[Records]
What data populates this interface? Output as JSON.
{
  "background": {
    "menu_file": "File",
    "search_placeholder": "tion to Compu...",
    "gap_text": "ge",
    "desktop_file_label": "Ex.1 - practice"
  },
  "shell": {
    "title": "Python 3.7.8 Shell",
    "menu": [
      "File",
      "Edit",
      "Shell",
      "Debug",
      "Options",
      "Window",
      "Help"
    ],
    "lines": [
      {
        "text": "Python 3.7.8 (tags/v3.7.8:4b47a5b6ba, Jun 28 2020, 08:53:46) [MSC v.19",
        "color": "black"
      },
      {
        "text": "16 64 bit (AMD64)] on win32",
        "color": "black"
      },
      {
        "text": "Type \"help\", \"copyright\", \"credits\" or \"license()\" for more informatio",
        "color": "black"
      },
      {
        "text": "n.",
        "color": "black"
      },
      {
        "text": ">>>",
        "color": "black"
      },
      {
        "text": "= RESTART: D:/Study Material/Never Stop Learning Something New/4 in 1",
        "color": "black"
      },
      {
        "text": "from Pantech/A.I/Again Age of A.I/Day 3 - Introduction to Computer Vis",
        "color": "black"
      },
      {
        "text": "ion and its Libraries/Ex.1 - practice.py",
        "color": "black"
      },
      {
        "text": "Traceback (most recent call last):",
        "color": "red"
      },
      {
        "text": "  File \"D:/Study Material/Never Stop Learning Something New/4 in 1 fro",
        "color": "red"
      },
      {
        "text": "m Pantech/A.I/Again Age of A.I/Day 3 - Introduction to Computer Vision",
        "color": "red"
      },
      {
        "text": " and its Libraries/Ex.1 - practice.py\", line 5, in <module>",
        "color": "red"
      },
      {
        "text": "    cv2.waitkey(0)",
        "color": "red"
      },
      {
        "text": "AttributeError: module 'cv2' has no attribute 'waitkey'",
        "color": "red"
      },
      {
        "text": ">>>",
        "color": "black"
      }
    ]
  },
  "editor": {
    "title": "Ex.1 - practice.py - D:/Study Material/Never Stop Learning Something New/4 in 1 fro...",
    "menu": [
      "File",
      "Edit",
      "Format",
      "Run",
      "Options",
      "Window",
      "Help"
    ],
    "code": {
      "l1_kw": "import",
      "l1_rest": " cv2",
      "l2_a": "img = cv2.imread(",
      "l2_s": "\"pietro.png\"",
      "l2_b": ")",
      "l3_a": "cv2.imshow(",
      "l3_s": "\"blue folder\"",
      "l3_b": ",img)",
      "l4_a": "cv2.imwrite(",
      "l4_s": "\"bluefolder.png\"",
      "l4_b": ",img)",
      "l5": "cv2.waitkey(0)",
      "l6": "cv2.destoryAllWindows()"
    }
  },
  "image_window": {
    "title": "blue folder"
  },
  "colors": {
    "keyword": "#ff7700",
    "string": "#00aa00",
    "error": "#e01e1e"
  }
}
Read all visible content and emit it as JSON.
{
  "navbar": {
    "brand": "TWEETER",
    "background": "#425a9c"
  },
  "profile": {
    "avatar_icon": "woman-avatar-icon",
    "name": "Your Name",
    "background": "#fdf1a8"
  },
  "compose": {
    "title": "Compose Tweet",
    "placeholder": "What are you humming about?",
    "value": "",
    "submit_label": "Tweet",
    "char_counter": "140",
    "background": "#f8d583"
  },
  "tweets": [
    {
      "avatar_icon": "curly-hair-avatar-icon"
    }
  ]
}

# EXERCISE AIM
Only a number is wanted: how many lines of the material above hold "practice"?

# OUTPUT BELOW
4